#### The problem
The data must be returned in full and exactly as given.

** START Supplied information **

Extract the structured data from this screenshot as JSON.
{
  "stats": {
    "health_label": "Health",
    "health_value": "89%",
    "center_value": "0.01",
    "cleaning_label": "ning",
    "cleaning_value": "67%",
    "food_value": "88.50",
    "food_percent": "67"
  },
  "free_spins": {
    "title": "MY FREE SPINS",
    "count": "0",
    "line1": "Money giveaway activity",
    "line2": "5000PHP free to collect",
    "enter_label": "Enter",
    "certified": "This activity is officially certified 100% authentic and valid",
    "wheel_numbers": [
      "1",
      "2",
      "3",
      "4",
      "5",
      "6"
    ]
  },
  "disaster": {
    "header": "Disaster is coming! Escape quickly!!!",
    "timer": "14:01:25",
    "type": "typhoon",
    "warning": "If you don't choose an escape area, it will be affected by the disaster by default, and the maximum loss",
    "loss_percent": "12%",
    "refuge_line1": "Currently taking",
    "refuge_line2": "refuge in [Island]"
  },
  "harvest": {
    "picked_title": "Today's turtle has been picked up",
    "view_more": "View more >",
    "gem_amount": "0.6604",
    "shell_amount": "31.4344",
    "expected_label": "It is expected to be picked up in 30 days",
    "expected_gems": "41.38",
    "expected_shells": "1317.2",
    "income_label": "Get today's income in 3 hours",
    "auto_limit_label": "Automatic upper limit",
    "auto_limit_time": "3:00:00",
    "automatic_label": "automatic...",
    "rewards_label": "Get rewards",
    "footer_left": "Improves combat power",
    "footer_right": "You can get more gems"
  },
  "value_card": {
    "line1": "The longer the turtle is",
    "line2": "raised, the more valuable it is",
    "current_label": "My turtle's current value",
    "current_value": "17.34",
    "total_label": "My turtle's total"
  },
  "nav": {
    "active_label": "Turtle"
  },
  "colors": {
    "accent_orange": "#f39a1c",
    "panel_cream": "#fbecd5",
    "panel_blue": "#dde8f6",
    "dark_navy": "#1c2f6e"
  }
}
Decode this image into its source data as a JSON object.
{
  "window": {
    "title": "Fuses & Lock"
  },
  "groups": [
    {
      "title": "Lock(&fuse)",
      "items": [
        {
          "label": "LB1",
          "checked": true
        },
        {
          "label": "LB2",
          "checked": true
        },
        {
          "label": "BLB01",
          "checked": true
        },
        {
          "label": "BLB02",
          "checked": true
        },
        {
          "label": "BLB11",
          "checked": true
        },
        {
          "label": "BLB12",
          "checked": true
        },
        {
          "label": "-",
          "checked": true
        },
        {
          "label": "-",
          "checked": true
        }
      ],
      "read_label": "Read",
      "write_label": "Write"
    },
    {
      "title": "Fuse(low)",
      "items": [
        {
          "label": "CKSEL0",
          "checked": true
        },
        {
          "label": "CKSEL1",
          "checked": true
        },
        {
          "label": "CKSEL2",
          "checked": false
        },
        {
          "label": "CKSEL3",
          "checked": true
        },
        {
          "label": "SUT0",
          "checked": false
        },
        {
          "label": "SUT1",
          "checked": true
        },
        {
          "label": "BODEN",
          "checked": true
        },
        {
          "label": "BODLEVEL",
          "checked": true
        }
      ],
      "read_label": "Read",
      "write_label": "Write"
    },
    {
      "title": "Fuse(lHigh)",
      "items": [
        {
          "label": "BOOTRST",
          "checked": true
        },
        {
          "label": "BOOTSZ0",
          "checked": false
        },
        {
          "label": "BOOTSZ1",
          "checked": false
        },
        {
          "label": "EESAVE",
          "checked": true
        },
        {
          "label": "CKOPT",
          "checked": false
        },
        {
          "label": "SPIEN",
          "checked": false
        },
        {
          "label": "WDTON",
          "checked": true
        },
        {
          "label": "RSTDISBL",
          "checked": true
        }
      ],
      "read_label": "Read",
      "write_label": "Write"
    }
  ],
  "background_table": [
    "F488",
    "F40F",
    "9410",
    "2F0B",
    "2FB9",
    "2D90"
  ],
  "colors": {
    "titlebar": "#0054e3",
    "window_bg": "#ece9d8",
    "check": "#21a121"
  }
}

** END Supplied information **

#### Reply
Extract the structured data from this screenshot as JSON.
{
  "stats": {
    "health_label": "Health",
    "health_value": "89%",
    "center_value": "0.01",
    "cleaning_label": "ning",
    "cleaning_value": "67%",
    "food_value": "88.50",
    "food_percent": "67"
  },
  "free_spins": {
    "title": "MY FREE SPINS",
    "count": "0",
    "line1": "Money giveaway activity",
    "line2": "5000PHP free to collect",
    "enter_label": "Enter",
    "certified": "This activity is officially certified 100% authentic and valid",
    "wheel_numbers": [
      "1",
      "2",
      "3",
      "4",
      "5",
      "6"
    ]
  },
  "disaster": {
    "header": "Disaster is coming! Escape quickly!!!",
    "timer": "14:01:25",
    "type": "typhoon",
    "warning": "If you don't choose an escape area, it will be affected by the disaster by default, and the maximum loss",
    "loss_percent": "12%",
    "refuge_line1": "Currently taking",
    "refuge_line2": "refuge in [Island]"
  },
  "harvest": {
    "picked_title": "Today's turtle has been picked up",
    "view_more": "View more >",
    "gem_amount": "0.6604",
    "shell_amount": "31.4344",
    "expected_label": "It is expected to be picked up in 30 days",
    "expected_gems": "41.38",
    "expected_shells": "1317.2",
    "income_label": "Get today's income in 3 hours",
    "auto_limit_label": "Automatic upper limit",
    "auto_limit_time": "3:00:00",
    "automatic_label": "automatic...",
    "rewards_label": "Get rewards",
    "footer_left": "Improves combat power",
    "footer_right": "You can get more gems"
  },
  "value_card": {
    "line1": "The longer the turtle is",
    "line2": "raised, the more valuable it is",
    "current_label": "My turtle's current value",
    "current_value": "17.34",
    "total_label": "My turtle's total"
  },
  "nav": {
    "active_label": "Turtle"
  },
  "colors": {
    "accent_orange": "#f39a1c",
    "panel_cream": "#fbecd5",
    "panel_blue": "#dde8f6",
    "dark_navy": "#1c2f6e"
  }
}
Decode this image into its source data as a JSON object.
{
  "window": {
    "title": "Fuses & Lock"
  },
  "groups": [
    {
      "title": "Lock(&fuse)",
      "items": [
        {
          "label": "LB1",
          "checked": true
        },
        {
          "label": "LB2",
          "checked": true
        },
        {
          "label": "BLB01",
          "checked": true
        },
        {
          "label": "BLB02",
          "checked": true
        },
        {
          "label": "BLB11",
          "checked": true
        },
        {
          "label": "BLB12",
          "checked": true
        },
        {
          "label": "-",
          "checked": true
        },
        {
          "label": "-",
          "checked": true
        }
      ],
      "read_label": "Read",
      "write_label": "Write"
    },
    {
      "title": "Fuse(low)",
      "items": [
        {
          "label": "CKSEL0",
          "checked": true
        },
        {
          "label": "CKSEL1",
          "checked": true
        },
        {
          "label": "CKSEL2",
          "checked": false
        },
        {
          "label": "CKSEL3",
          "checked": true
        },
        {
          "label": "SUT0",
          "checked": false
        },
        {
          "label": "SUT1",
          "checked": true
        },
        {
          "label": "BODEN",
          "checked": true
        },
        {
          "label": "BODLEVEL",
          "checked": true
        }
      ],
      "read_label": "Read",
      "write_label": "Write"
    },
    {
      "title": "Fuse(lHigh)",
      "items": [
        {
          "label": "BOOTRST",
          "checked": true
        },
        {
          "label": "BOOTSZ0",
          "checked": false
        },
        {
          "label": "BOOTSZ1",
          "checked": false
        },
        {
          "label": "EESAVE",
          "checked": true
        },
        {
          "label": "CKOPT",
          "checked": false
        },
        {
          "label": "SPIEN",
          "checked": false
        },
        {
          "label": "WDTON",
          "checked": true
        },
        {
          "label": "RSTDISBL",
          "checked": true
        }
      ],
      "read_label": "Read",
      "write_label": "Write"
    }
  ],
  "background_table": [
    "F488",
    "F40F",
    "9410",
    "2F0B",
    "2FB9",
    "2D90"
  ],
  "colors": {
    "titlebar": "#0054e3",
    "window_bg": "#ece9d8",
    "check": "#21a121"
  }
}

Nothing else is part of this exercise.